(EXERCISE GOAL) The records that follow are to be repeated without alteration.

(EXCERPTED RECORDS)

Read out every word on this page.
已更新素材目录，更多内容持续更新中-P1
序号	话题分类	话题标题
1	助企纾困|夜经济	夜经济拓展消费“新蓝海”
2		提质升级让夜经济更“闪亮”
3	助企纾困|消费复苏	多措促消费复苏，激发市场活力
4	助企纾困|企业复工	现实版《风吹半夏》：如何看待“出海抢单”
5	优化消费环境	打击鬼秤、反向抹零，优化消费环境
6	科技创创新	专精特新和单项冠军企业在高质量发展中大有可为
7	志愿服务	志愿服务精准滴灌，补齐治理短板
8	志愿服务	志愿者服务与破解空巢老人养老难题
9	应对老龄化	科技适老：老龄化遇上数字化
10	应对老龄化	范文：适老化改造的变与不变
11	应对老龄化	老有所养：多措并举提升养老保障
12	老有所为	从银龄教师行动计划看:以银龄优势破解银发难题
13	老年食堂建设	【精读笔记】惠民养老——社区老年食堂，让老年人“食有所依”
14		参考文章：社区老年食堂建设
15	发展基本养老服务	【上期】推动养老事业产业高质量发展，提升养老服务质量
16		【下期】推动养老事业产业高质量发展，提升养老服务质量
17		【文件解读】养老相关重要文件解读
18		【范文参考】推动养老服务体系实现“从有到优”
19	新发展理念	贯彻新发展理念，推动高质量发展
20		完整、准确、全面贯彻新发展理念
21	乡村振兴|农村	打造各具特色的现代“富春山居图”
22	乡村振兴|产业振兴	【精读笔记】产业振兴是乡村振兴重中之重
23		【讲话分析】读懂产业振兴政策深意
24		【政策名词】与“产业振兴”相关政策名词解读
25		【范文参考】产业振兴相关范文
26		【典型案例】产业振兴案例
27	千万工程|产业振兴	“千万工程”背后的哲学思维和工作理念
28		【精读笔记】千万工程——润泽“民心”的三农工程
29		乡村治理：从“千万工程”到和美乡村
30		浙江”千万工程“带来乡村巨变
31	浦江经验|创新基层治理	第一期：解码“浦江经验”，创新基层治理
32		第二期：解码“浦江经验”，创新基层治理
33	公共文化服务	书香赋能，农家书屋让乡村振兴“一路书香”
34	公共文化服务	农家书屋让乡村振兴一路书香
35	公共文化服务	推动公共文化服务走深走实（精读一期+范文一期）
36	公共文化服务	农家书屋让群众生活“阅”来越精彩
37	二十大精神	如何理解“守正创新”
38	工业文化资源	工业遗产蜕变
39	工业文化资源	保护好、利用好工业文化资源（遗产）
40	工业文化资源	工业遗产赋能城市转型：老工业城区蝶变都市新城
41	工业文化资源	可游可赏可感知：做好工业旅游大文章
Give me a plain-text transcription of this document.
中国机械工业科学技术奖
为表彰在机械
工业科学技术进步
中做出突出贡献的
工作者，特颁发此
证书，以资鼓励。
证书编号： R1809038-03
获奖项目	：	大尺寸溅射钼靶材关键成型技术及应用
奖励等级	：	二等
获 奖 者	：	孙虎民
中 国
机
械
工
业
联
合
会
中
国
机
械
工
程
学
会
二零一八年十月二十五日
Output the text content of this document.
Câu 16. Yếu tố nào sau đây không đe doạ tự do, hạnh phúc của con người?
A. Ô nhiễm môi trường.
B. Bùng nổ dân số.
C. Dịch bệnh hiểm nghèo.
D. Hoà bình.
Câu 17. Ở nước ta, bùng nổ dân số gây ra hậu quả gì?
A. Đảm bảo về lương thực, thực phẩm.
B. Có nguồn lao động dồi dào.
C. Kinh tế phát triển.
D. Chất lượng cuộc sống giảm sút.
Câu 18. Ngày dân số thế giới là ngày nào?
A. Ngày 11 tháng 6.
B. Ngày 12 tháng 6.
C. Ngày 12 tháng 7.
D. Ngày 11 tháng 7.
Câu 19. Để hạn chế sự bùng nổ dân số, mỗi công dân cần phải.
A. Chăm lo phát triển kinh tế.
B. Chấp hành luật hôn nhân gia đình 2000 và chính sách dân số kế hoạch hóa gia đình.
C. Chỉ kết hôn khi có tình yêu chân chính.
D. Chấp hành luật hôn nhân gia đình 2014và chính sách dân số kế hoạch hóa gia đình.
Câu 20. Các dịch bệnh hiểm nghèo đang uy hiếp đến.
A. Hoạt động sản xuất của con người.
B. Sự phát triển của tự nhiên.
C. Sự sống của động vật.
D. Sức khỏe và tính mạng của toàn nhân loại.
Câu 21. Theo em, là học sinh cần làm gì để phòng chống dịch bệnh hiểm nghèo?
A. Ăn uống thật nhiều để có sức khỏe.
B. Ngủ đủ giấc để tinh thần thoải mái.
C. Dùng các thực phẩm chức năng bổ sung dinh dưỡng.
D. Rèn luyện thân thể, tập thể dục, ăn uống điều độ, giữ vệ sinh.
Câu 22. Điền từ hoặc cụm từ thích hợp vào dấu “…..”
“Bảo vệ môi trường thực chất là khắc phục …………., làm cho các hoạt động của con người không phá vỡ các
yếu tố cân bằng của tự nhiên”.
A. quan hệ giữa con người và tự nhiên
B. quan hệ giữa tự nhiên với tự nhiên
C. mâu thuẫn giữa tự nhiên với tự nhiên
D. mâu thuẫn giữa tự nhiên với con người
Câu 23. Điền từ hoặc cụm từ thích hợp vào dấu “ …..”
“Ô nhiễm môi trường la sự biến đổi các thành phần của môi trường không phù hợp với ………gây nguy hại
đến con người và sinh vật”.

(RESULT OF THE TASK)
Read out every word on this page.
已更新素材目录，更多内容持续更新中-P1
序号	话题分类	话题标题
1	助企纾困|夜经济	夜经济拓展消费“新蓝海”
2		提质升级让夜经济更“闪亮”
3	助企纾困|消费复苏	多措促消费复苏，激发市场活力
4	助企纾困|企业复工	现实版《风吹半夏》：如何看待“出海抢单”
5	优化消费环境	打击鬼秤、反向抹零，优化消费环境
6	科技创创新	专精特新和单项冠军企业在高质量发展中大有可为
7	志愿服务	志愿服务精准滴灌，补齐治理短板
8	志愿服务	志愿者服务与破解空巢老人养老难题
9	应对老龄化	科技适老：老龄化遇上数字化
10	应对老龄化	范文：适老化改造的变与不变
11	应对老龄化	老有所养：多措并举提升养老保障
12	老有所为	从银龄教师行动计划看:以银龄优势破解银发难题
13	老年食堂建设	【精读笔记】惠民养老——社区老年食堂，让老年人“食有所依”
14		参考文章：社区老年食堂建设
15	发展基本养老服务	【上期】推动养老事业产业高质量发展，提升养老服务质量
16		【下期】推动养老事业产业高质量发展，提升养老服务质量
17		【文件解读】养老相关重要文件解读
18		【范文参考】推动养老服务体系实现“从有到优”
19	新发展理念	贯彻新发展理念，推动高质量发展
20		完整、准确、全面贯彻新发展理念
21	乡村振兴|农村	打造各具特色的现代“富春山居图”
22	乡村振兴|产业振兴	【精读笔记】产业振兴是乡村振兴重中之重
23		【讲话分析】读懂产业振兴政策深意
24		【政策名词】与“产业振兴”相关政策名词解读
25		【范文参考】产业振兴相关范文
26		【典型案例】产业振兴案例
27	千万工程|产业振兴	“千万工程”背后的哲学思维和工作理念
28		【精读笔记】千万工程——润泽“民心”的三农工程
29		乡村治理：从“千万工程”到和美乡村
30		浙江”千万工程“带来乡村巨变
31	浦江经验|创新基层治理	第一期：解码“浦江经验”，创新基层治理
32		第二期：解码“浦江经验”，创新基层治理
33	公共文化服务	书香赋能，农家书屋让乡村振兴“一路书香”
34	公共文化服务	农家书屋让乡村振兴一路书香
35	公共文化服务	推动公共文化服务走深走实（精读一期+范文一期）
36	公共文化服务	农家书屋让群众生活“阅”来越精彩
37	二十大精神	如何理解“守正创新”
38	工业文化资源	工业遗产蜕变
39	工业文化资源	保护好、利用好工业文化资源（遗产）
40	工业文化资源	工业遗产赋能城市转型：老工业城区蝶变都市新城
41	工业文化资源	可游可赏可感知：做好工业旅游大文章
Give me a plain-text transcription of this document.
中国机械工业科学技术奖
为表彰在机械
工业科学技术进步
中做出突出贡献的
工作者，特颁发此
证书，以资鼓励。
证书编号： R1809038-03
获奖项目	：	大尺寸溅射钼靶材关键成型技术及应用
奖励等级	：	二等
获 奖 者	：	孙虎民
中 国
机
械
工
业
联
合
会
中
国
机
械
工
程
学
会
二零一八年十月二十五日
Output the text content of this document.
Câu 16. Yếu tố nào sau đây không đe doạ tự do, hạnh phúc của con người?
A. Ô nhiễm môi trường.
B. Bùng nổ dân số.
C. Dịch bệnh hiểm nghèo.
D. Hoà bình.
Câu 17. Ở nước ta, bùng nổ dân số gây ra hậu quả gì?
A. Đảm bảo về lương thực, thực phẩm.
B. Có nguồn lao động dồi dào.
C. Kinh tế phát triển.
D. Chất lượng cuộc sống giảm sút.
Câu 18. Ngày dân số thế giới là ngày nào?
A. Ngày 11 tháng 6.
B. Ngày 12 tháng 6.
C. Ngày 12 tháng 7.
D. Ngày 11 tháng 7.
Câu 19. Để hạn chế sự bùng nổ dân số, mỗi công dân cần phải.
A. Chăm lo phát triển kinh tế.
B. Chấp hành luật hôn nhân gia đình 2000 và chính sách dân số kế hoạch hóa gia đình.
C. Chỉ kết hôn khi có tình yêu chân chính.
D. Chấp hành luật hôn nhân gia đình 2014và chính sách dân số kế hoạch hóa gia đình.
Câu 20. Các dịch bệnh hiểm nghèo đang uy hiếp đến.
A. Hoạt động sản xuất của con người.
B. Sự phát triển của tự nhiên.
C. Sự sống của động vật.
D. Sức khỏe và tính mạng của toàn nhân loại.
Câu 21. Theo em, là học sinh cần làm gì để phòng chống dịch bệnh hiểm nghèo?
A. Ăn uống thật nhiều để có sức khỏe.
B. Ngủ đủ giấc để tinh thần thoải mái.
C. Dùng các thực phẩm chức năng bổ sung dinh dưỡng.
D. Rèn luyện thân thể, tập thể dục, ăn uống điều độ, giữ vệ sinh.
Câu 22. Điền từ hoặc cụm từ thích hợp vào dấu “…..”
“Bảo vệ môi trường thực chất là khắc phục …………., làm cho các hoạt động của con người không phá vỡ các
yếu tố cân bằng của tự nhiên”.
A. quan hệ giữa con người và tự nhiên
B. quan hệ giữa tự nhiên với tự nhiên
C. mâu thuẫn giữa tự nhiên với tự nhiên
D. mâu thuẫn giữa tự nhiên với con người
Câu 23. Điền từ hoặc cụm từ thích hợp vào dấu “ …..”
“Ô nhiễm môi trường la sự biến đổi các thành phần của môi trường không phù hợp với ………gây nguy hại
đến con người và sinh vật”.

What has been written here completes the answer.